Each entry below is to be printed verbatim.

--------------------------------

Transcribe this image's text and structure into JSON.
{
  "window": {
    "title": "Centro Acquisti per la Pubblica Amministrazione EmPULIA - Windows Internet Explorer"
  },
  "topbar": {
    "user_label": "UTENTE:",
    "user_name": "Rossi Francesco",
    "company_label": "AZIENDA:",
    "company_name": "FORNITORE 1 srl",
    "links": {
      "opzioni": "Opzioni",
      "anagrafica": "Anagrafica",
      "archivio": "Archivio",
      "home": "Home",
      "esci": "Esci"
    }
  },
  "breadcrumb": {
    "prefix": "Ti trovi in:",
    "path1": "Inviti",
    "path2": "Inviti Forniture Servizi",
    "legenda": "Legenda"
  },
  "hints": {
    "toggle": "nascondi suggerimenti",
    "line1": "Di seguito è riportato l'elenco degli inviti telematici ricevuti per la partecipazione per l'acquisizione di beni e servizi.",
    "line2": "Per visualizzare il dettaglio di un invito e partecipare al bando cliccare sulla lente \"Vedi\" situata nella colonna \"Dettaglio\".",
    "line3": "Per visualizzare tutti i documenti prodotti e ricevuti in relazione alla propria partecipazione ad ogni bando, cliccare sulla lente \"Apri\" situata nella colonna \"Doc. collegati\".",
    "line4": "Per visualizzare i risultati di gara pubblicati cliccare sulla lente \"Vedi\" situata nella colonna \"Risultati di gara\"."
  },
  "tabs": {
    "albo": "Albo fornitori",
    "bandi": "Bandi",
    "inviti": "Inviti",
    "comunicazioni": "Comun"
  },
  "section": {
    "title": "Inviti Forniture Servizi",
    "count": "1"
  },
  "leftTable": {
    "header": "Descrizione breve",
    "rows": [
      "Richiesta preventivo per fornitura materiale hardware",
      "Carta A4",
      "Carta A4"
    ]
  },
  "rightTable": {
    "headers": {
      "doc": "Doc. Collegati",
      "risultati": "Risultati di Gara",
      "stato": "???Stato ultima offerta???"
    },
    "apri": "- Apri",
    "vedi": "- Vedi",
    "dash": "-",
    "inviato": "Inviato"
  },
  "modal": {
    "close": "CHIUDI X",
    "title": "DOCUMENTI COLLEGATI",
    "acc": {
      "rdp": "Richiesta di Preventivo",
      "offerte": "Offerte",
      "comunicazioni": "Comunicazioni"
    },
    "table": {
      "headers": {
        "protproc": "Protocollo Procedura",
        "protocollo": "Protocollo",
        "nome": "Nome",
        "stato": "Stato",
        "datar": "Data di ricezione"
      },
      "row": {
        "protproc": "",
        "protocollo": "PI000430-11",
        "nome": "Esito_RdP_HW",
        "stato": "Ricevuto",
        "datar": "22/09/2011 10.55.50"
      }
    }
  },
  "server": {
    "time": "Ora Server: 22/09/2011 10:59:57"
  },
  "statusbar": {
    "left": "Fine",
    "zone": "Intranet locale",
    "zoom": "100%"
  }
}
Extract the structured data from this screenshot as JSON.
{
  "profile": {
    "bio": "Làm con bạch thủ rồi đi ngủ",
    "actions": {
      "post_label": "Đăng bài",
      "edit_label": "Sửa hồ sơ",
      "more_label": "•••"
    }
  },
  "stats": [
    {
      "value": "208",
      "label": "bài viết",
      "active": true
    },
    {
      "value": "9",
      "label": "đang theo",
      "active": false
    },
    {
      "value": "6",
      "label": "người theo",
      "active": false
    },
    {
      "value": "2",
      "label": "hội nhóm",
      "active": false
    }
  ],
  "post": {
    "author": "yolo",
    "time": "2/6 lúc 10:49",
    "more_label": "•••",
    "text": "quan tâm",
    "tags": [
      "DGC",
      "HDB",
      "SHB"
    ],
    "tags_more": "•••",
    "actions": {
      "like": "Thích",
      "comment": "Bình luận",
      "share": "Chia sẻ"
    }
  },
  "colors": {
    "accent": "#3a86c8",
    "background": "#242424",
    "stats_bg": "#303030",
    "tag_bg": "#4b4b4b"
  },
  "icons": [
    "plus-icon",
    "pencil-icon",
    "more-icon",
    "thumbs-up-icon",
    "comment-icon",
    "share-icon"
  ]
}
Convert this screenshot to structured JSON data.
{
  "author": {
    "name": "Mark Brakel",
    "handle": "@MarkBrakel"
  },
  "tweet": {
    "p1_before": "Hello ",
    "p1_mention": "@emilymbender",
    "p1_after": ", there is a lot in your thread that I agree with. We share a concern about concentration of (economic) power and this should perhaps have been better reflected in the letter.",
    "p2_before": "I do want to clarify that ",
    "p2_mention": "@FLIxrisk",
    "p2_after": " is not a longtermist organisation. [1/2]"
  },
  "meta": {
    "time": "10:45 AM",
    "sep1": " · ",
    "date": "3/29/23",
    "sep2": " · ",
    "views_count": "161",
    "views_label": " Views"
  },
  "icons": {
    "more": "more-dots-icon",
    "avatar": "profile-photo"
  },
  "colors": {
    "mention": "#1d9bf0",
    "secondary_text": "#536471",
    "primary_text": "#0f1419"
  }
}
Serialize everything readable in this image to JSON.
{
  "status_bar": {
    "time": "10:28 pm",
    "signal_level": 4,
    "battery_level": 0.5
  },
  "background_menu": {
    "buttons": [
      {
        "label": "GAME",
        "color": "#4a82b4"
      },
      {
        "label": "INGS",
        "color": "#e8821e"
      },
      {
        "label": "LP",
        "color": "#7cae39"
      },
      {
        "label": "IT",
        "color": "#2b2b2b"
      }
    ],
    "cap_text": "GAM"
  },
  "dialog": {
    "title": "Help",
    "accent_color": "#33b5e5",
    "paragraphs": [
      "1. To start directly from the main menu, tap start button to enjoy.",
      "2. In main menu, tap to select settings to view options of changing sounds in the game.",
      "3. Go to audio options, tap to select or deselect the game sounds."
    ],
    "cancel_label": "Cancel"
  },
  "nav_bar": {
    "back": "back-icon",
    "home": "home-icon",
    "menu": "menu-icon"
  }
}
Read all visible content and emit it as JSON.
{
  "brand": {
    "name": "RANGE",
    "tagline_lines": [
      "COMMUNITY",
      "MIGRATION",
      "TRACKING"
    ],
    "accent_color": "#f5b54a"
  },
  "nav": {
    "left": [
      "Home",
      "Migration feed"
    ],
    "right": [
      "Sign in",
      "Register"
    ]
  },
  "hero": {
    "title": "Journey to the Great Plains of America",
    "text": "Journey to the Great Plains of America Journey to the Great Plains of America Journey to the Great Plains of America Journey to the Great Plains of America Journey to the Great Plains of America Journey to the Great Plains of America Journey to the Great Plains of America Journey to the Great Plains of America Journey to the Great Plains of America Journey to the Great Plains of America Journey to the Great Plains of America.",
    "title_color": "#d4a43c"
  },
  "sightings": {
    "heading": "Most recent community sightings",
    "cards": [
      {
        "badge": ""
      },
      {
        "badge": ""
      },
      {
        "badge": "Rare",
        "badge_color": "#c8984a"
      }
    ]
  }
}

--------------------------------

Exercise solution:
Transcribe this image's text and structure into JSON.
{
  "window": {
    "title": "Centro Acquisti per la Pubblica Amministrazione EmPULIA - Windows Internet Explorer"
  },
  "topbar": {
    "user_label": "UTENTE:",
    "user_name": "Rossi Francesco",
    "company_label": "AZIENDA:",
    "company_name": "FORNITORE 1 srl",
    "links": {
      "opzioni": "Opzioni",
      "anagrafica": "Anagrafica",
      "archivio": "Archivio",
      "home": "Home",
      "esci": "Esci"
    }
  },
  "breadcrumb": {
    "prefix": "Ti trovi in:",
    "path1": "Inviti",
    "path2": "Inviti Forniture Servizi",
    "legenda": "Legenda"
  },
  "hints": {
    "toggle": "nascondi suggerimenti",
    "line1": "Di seguito è riportato l'elenco degli inviti telematici ricevuti per la partecipazione per l'acquisizione di beni e servizi.",
    "line2": "Per visualizzare il dettaglio di un invito e partecipare al bando cliccare sulla lente \"Vedi\" situata nella colonna \"Dettaglio\".",
    "line3": "Per visualizzare tutti i documenti prodotti e ricevuti in relazione alla propria partecipazione ad ogni bando, cliccare sulla lente \"Apri\" situata nella colonna \"Doc. collegati\".",
    "line4": "Per visualizzare i risultati di gara pubblicati cliccare sulla lente \"Vedi\" situata nella colonna \"Risultati di gara\"."
  },
  "tabs": {
    "albo": "Albo fornitori",
    "bandi": "Bandi",
    "inviti": "Inviti",
    "comunicazioni": "Comun"
  },
  "section": {
    "title": "Inviti Forniture Servizi",
    "count": "1"
  },
  "leftTable": {
    "header": "Descrizione breve",
    "rows": [
      "Richiesta preventivo per fornitura materiale hardware",
      "Carta A4",
      "Carta A4"
    ]
  },
  "rightTable": {
    "headers": {
      "doc": "Doc. Collegati",
      "risultati": "Risultati di Gara",
      "stato": "???Stato ultima offerta???"
    },
    "apri": "- Apri",
    "vedi": "- Vedi",
    "dash": "-",
    "inviato": "Inviato"
  },
  "modal": {
    "close": "CHIUDI X",
    "title": "DOCUMENTI COLLEGATI",
    "acc": {
      "rdp": "Richiesta di Preventivo",
      "offerte": "Offerte",
      "comunicazioni": "Comunicazioni"
    },
    "table": {
      "headers": {
        "protproc": "Protocollo Procedura",
        "protocollo": "Protocollo",
        "nome": "Nome",
        "stato": "Stato",
        "datar": "Data di ricezione"
      },
      "row": {
        "protproc": "",
        "protocollo": "PI000430-11",
        "nome": "Esito_RdP_HW",
        "stato": "Ricevuto",
        "datar": "22/09/2011 10.55.50"
      }
    }
  },
  "server": {
    "time": "Ora Server: 22/09/2011 10:59:57"
  },
  "statusbar": {
    "left": "Fine",
    "zone": "Intranet locale",
    "zoom": "100%"
  }
}
Extract the structured data from this screenshot as JSON.
{
  "profile": {
    "bio": "Làm con bạch thủ rồi đi ngủ",
    "actions": {
      "post_label": "Đăng bài",
      "edit_label": "Sửa hồ sơ",
      "more_label": "•••"
    }
  },
  "stats": [
    {
      "value": "208",
      "label": "bài viết",
      "active": true
    },
    {
      "value": "9",
      "label": "đang theo",
      "active": false
    },
    {
      "value": "6",
      "label": "người theo",
      "active": false
    },
    {
      "value": "2",
      "label": "hội nhóm",
      "active": false
    }
  ],
  "post": {
    "author": "yolo",
    "time": "2/6 lúc 10:49",
    "more_label": "•••",
    "text": "quan tâm",
    "tags": [
      "DGC",
      "HDB",
      "SHB"
    ],
    "tags_more": "•••",
    "actions": {
      "like": "Thích",
      "comment": "Bình luận",
      "share": "Chia sẻ"
    }
  },
  "colors": {
    "accent": "#3a86c8",
    "background": "#242424",
    "stats_bg": "#303030",
    "tag_bg": "#4b4b4b"
  },
  "icons": [
    "plus-icon",
    "pencil-icon",
    "more-icon",
    "thumbs-up-icon",
    "comment-icon",
    "share-icon"
  ]
}
Convert this screenshot to structured JSON data.
{
  "author": {
    "name": "Mark Brakel",
    "handle": "@MarkBrakel"
  },
  "tweet": {
    "p1_before": "Hello ",
    "p1_mention": "@emilymbender",
    "p1_after": ", there is a lot in your thread that I agree with. We share a concern about concentration of (economic) power and this should perhaps have been better reflected in the letter.",
    "p2_before": "I do want to clarify that ",
    "p2_mention": "@FLIxrisk",
    "p2_after": " is not a longtermist organisation. [1/2]"
  },
  "meta": {
    "time": "10:45 AM",
    "sep1": " · ",
    "date": "3/29/23",
    "sep2": " · ",
    "views_count": "161",
    "views_label": " Views"
  },
  "icons": {
    "more": "more-dots-icon",
    "avatar": "profile-photo"
  },
  "colors": {
    "mention": "#1d9bf0",
    "secondary_text": "#536471",
    "primary_text": "#0f1419"
  }
}
Serialize everything readable in this image to JSON.
{
  "status_bar": {
    "time": "10:28 pm",
    "signal_level": 4,
    "battery_level": 0.5
  },
  "background_menu": {
    "buttons": [
      {
        "label": "GAME",
        "color": "#4a82b4"
      },
      {
        "label": "INGS",
        "color": "#e8821e"
      },
      {
        "label": "LP",
        "color": "#7cae39"
      },
      {
        "label": "IT",
        "color": "#2b2b2b"
      }
    ],
    "cap_text": "GAM"
  },
  "dialog": {
    "title": "Help",
    "accent_color": "#33b5e5",
    "paragraphs": [
      "1. To start directly from the main menu, tap start button to enjoy.",
      "2. In main menu, tap to select settings to view options of changing sounds in the game.",
      "3. Go to audio options, tap to select or deselect the game sounds."
    ],
    "cancel_label": "Cancel"
  },
  "nav_bar": {
    "back": "back-icon",
    "home": "home-icon",
    "menu": "menu-icon"
  }
}
Read all visible content and emit it as JSON.
{
  "brand": {
    "name": "RANGE",
    "tagline_lines": [
      "COMMUNITY",
      "MIGRATION",
      "TRACKING"
    ],
    "accent_color": "#f5b54a"
  },
  "nav": {
    "left": [
      "Home",
      "Migration feed"
    ],
    "right": [
      "Sign in",
      "Register"
    ]
  },
  "hero": {
    "title": "Journey to the Great Plains of America",
    "text": "Journey to the Great Plains of America Journey to the Great Plains of America Journey to the Great Plains of America Journey to the Great Plains of America Journey to the Great Plains of America Journey to the Great Plains of America Journey to the Great Plains of America Journey to the Great Plains of America Journey to the Great Plains of America Journey to the Great Plains of America Journey to the Great Plains of America.",
    "title_color": "#d4a43c"
  },
  "sightings": {
    "heading": "Most recent community sightings",
    "cards": [
      {
        "badge": ""
      },
      {
        "badge": ""
      },
      {
        "badge": "Rare",
        "badge_color": "#c8984a"
      }
    ]
  }
}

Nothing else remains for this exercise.